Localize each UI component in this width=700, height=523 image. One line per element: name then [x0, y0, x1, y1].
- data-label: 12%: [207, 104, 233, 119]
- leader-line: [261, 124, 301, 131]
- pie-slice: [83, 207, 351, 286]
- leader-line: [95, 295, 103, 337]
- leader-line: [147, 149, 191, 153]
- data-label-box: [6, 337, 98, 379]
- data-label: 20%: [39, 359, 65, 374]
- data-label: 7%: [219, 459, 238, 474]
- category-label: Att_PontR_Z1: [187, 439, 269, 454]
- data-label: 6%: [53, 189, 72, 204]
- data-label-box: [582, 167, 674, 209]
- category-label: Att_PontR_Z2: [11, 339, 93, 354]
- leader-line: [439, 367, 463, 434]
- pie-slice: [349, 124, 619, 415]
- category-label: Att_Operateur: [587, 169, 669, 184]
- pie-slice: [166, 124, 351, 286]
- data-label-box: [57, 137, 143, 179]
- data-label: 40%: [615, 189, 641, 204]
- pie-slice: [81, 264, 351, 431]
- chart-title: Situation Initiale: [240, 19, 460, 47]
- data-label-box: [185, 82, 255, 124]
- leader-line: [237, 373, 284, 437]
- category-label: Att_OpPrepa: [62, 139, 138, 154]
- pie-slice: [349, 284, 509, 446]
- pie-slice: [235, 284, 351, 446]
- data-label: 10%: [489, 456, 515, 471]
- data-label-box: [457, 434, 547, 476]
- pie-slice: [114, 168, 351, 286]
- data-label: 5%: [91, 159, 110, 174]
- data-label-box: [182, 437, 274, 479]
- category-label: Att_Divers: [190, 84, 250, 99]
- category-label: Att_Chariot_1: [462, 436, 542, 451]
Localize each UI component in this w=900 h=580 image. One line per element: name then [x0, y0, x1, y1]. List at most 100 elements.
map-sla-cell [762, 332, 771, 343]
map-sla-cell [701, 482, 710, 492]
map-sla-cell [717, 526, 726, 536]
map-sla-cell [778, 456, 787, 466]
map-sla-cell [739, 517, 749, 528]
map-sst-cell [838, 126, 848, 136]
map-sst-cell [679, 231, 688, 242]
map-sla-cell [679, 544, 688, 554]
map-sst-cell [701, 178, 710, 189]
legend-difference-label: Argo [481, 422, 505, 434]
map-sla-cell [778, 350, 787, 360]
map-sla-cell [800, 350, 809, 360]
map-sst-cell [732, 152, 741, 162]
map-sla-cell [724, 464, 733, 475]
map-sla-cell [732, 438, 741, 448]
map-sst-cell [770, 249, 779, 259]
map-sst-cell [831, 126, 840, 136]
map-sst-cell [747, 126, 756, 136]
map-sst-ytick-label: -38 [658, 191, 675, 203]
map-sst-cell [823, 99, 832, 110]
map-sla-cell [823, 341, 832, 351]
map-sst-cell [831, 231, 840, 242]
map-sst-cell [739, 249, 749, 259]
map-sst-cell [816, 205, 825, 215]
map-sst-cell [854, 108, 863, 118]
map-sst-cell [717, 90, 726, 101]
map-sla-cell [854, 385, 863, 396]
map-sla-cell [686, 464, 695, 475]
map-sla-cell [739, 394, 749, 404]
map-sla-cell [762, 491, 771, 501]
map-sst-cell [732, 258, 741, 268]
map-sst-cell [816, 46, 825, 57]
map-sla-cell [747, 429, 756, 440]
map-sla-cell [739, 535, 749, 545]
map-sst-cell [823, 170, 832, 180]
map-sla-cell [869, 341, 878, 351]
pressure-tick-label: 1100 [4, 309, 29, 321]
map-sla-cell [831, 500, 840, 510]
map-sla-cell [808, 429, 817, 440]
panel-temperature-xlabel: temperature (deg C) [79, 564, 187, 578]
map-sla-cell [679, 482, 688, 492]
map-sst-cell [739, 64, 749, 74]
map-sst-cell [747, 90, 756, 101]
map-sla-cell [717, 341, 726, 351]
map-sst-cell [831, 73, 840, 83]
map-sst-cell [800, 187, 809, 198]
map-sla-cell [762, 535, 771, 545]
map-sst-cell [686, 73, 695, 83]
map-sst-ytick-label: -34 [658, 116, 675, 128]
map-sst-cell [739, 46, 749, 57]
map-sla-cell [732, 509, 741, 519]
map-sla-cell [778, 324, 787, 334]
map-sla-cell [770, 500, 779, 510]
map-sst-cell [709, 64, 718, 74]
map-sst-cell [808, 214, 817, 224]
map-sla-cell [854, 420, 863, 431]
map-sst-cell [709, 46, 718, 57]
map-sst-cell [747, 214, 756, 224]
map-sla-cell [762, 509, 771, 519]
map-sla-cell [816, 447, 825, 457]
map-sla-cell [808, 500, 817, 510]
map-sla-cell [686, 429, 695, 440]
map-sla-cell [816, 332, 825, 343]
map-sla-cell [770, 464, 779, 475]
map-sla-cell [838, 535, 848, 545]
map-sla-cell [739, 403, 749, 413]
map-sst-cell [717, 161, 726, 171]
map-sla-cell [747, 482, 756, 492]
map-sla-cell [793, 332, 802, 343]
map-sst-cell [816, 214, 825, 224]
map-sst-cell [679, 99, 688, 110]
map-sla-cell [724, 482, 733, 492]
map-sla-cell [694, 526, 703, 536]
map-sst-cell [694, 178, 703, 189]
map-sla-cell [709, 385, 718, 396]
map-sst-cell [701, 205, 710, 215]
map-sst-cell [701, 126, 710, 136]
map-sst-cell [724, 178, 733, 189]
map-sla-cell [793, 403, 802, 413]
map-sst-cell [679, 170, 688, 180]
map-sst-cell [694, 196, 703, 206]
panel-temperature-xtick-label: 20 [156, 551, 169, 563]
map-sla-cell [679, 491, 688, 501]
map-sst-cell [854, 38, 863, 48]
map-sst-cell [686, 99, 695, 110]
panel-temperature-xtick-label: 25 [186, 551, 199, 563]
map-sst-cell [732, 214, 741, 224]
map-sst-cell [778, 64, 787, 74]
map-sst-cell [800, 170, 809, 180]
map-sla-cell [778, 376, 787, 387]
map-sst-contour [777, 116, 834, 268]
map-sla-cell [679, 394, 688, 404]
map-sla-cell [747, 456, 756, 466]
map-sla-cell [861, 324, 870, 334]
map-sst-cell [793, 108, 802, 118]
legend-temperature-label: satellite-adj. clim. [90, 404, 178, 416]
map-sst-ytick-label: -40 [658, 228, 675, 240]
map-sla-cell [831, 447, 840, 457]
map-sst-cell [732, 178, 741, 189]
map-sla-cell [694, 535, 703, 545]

********************

SHORT TASK - Reproduce all of the material above line for line, with no changes and no omissions.

ANSWER -
Localize each UI component in this width=700, height=523 image. One line per element: name then [x0, y0, x1, y1].
- data-label: 12%: [207, 104, 233, 119]
- leader-line: [261, 124, 301, 131]
- pie-slice: [83, 207, 351, 286]
- leader-line: [95, 295, 103, 337]
- leader-line: [147, 149, 191, 153]
- data-label-box: [6, 337, 98, 379]
- data-label: 20%: [39, 359, 65, 374]
- data-label: 7%: [219, 459, 238, 474]
- category-label: Att_PontR_Z1: [187, 439, 269, 454]
- data-label: 6%: [53, 189, 72, 204]
- data-label-box: [582, 167, 674, 209]
- category-label: Att_PontR_Z2: [11, 339, 93, 354]
- leader-line: [439, 367, 463, 434]
- pie-slice: [349, 124, 619, 415]
- category-label: Att_Operateur: [587, 169, 669, 184]
- pie-slice: [166, 124, 351, 286]
- data-label-box: [57, 137, 143, 179]
- data-label: 40%: [615, 189, 641, 204]
- pie-slice: [81, 264, 351, 431]
- chart-title: Situation Initiale: [240, 19, 460, 47]
- data-label-box: [185, 82, 255, 124]
- leader-line: [237, 373, 284, 437]
- category-label: Att_OpPrepa: [62, 139, 138, 154]
- pie-slice: [349, 284, 509, 446]
- pie-slice: [235, 284, 351, 446]
- data-label: 10%: [489, 456, 515, 471]
- data-label-box: [457, 434, 547, 476]
- pie-slice: [114, 168, 351, 286]
- data-label: 5%: [91, 159, 110, 174]
- data-label-box: [182, 437, 274, 479]
- category-label: Att_Divers: [190, 84, 250, 99]
- category-label: Att_Chariot_1: [462, 436, 542, 451]
Localize each UI component in this w=900 h=580 image. One line per element: name then [x0, y0, x1, y1]. List at most 100 elements.
map-sla-cell [762, 332, 771, 343]
map-sla-cell [701, 482, 710, 492]
map-sla-cell [717, 526, 726, 536]
map-sla-cell [778, 456, 787, 466]
map-sla-cell [739, 517, 749, 528]
map-sst-cell [838, 126, 848, 136]
map-sst-cell [679, 231, 688, 242]
map-sla-cell [679, 544, 688, 554]
map-sst-cell [701, 178, 710, 189]
legend-difference-label: Argo [481, 422, 505, 434]
map-sla-cell [778, 350, 787, 360]
map-sla-cell [800, 350, 809, 360]
map-sst-cell [732, 152, 741, 162]
map-sla-cell [724, 464, 733, 475]
map-sla-cell [732, 438, 741, 448]
map-sst-cell [770, 249, 779, 259]
map-sst-cell [831, 126, 840, 136]
map-sst-cell [747, 126, 756, 136]
map-sst-ytick-label: -38 [658, 191, 675, 203]
map-sst-cell [823, 99, 832, 110]
map-sla-cell [823, 341, 832, 351]
map-sst-cell [831, 231, 840, 242]
map-sst-cell [739, 249, 749, 259]
map-sst-cell [816, 205, 825, 215]
map-sst-cell [854, 108, 863, 118]
map-sst-cell [717, 90, 726, 101]
map-sla-cell [854, 385, 863, 396]
map-sla-cell [686, 464, 695, 475]
map-sla-cell [739, 394, 749, 404]
map-sla-cell [762, 491, 771, 501]
map-sst-cell [732, 258, 741, 268]
map-sst-cell [816, 46, 825, 57]
map-sla-cell [747, 429, 756, 440]
map-sla-cell [739, 535, 749, 545]
map-sst-cell [823, 170, 832, 180]
map-sla-cell [869, 341, 878, 351]
pressure-tick-label: 1100 [4, 309, 29, 321]
map-sla-cell [831, 500, 840, 510]
map-sla-cell [808, 429, 817, 440]
panel-temperature-xlabel: temperature (deg C) [79, 564, 187, 578]
map-sla-cell [679, 482, 688, 492]
map-sst-cell [739, 64, 749, 74]
map-sst-cell [747, 90, 756, 101]
map-sla-cell [717, 341, 726, 351]
map-sst-cell [831, 73, 840, 83]
map-sst-cell [800, 187, 809, 198]
map-sla-cell [762, 535, 771, 545]
map-sst-cell [686, 73, 695, 83]
map-sst-ytick-label: -34 [658, 116, 675, 128]
map-sst-cell [739, 46, 749, 57]
map-sla-cell [732, 509, 741, 519]
map-sla-cell [778, 324, 787, 334]
map-sla-cell [770, 500, 779, 510]
map-sst-cell [709, 64, 718, 74]
map-sst-cell [808, 214, 817, 224]
map-sla-cell [854, 420, 863, 431]
map-sst-cell [709, 46, 718, 57]
map-sst-cell [747, 214, 756, 224]
map-sla-cell [762, 509, 771, 519]
map-sla-cell [816, 447, 825, 457]
map-sla-cell [808, 500, 817, 510]
map-sla-cell [686, 429, 695, 440]
map-sla-cell [816, 332, 825, 343]
map-sla-cell [770, 464, 779, 475]
map-sla-cell [838, 535, 848, 545]
map-sla-cell [739, 403, 749, 413]
map-sst-cell [717, 161, 726, 171]
map-sla-cell [747, 482, 756, 492]
map-sla-cell [793, 332, 802, 343]
map-sst-cell [816, 214, 825, 224]
map-sst-cell [679, 99, 688, 110]
map-sla-cell [724, 482, 733, 492]
map-sla-cell [694, 526, 703, 536]
map-sst-cell [694, 178, 703, 189]
map-sla-cell [709, 385, 718, 396]
map-sst-cell [701, 205, 710, 215]
map-sst-cell [701, 126, 710, 136]
map-sst-cell [724, 178, 733, 189]
map-sla-cell [793, 403, 802, 413]
map-sst-cell [679, 170, 688, 180]
map-sst-cell [694, 196, 703, 206]
panel-temperature-xtick-label: 20 [156, 551, 169, 563]
map-sla-cell [679, 491, 688, 501]
map-sst-cell [854, 38, 863, 48]
map-sst-cell [686, 99, 695, 110]
panel-temperature-xtick-label: 25 [186, 551, 199, 563]
map-sst-cell [732, 214, 741, 224]
map-sst-cell [778, 64, 787, 74]
map-sst-cell [800, 170, 809, 180]
map-sla-cell [778, 376, 787, 387]
map-sst-contour [777, 116, 834, 268]
map-sla-cell [679, 394, 688, 404]
map-sla-cell [747, 456, 756, 466]
map-sla-cell [861, 324, 870, 334]
map-sst-cell [793, 108, 802, 118]
legend-temperature-label: satellite-adj. clim. [90, 404, 178, 416]
map-sst-ytick-label: -40 [658, 228, 675, 240]
map-sla-cell [831, 447, 840, 457]
map-sst-cell [732, 178, 741, 189]
map-sla-cell [694, 535, 703, 545]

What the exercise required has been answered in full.